Task statement:
Count how many lines of the records below contain the string "filter", treating uppercase and lowercase as different, and give only the number.

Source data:
━━━━━━━━━━━━━━━━━━━━━━━━━━━━━━
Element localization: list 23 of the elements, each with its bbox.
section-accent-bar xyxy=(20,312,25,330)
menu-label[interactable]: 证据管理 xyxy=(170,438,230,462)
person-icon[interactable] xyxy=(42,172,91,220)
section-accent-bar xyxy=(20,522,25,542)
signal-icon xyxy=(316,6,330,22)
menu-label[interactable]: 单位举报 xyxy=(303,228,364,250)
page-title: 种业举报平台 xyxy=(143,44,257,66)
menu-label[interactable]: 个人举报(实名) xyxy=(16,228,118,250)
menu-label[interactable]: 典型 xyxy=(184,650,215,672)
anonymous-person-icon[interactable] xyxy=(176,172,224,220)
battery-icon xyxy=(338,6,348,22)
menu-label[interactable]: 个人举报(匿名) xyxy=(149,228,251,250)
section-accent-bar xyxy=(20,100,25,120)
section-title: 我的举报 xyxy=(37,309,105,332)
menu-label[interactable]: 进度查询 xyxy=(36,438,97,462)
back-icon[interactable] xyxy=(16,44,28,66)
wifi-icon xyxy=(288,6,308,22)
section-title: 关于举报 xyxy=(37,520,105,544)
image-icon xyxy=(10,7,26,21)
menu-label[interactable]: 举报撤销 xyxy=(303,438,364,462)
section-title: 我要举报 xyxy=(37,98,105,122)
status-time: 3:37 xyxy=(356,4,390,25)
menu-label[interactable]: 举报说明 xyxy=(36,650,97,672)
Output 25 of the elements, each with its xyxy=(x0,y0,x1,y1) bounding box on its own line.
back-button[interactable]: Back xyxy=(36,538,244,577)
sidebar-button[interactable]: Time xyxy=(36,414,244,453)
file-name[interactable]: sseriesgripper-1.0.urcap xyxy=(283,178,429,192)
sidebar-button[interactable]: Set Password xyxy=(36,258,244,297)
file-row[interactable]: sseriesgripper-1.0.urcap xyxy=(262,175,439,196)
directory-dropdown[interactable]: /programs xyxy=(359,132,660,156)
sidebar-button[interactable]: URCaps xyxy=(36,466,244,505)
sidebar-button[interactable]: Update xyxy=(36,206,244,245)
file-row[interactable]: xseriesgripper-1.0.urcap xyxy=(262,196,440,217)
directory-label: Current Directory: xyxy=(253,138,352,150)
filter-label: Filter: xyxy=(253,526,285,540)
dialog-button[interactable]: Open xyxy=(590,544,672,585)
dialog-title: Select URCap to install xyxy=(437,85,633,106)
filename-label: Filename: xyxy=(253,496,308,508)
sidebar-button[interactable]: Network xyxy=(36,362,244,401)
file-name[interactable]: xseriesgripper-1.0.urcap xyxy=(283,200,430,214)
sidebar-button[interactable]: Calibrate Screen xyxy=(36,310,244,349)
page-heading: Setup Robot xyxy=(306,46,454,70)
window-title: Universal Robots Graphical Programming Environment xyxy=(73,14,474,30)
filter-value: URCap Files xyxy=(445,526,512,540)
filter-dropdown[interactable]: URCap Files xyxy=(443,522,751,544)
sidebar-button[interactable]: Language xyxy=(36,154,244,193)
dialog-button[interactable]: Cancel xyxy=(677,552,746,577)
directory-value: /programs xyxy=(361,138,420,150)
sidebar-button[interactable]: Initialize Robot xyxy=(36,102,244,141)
━━━━━━━━━━━━━━━━━━━━━━━━━━━━━━
The completed task:
3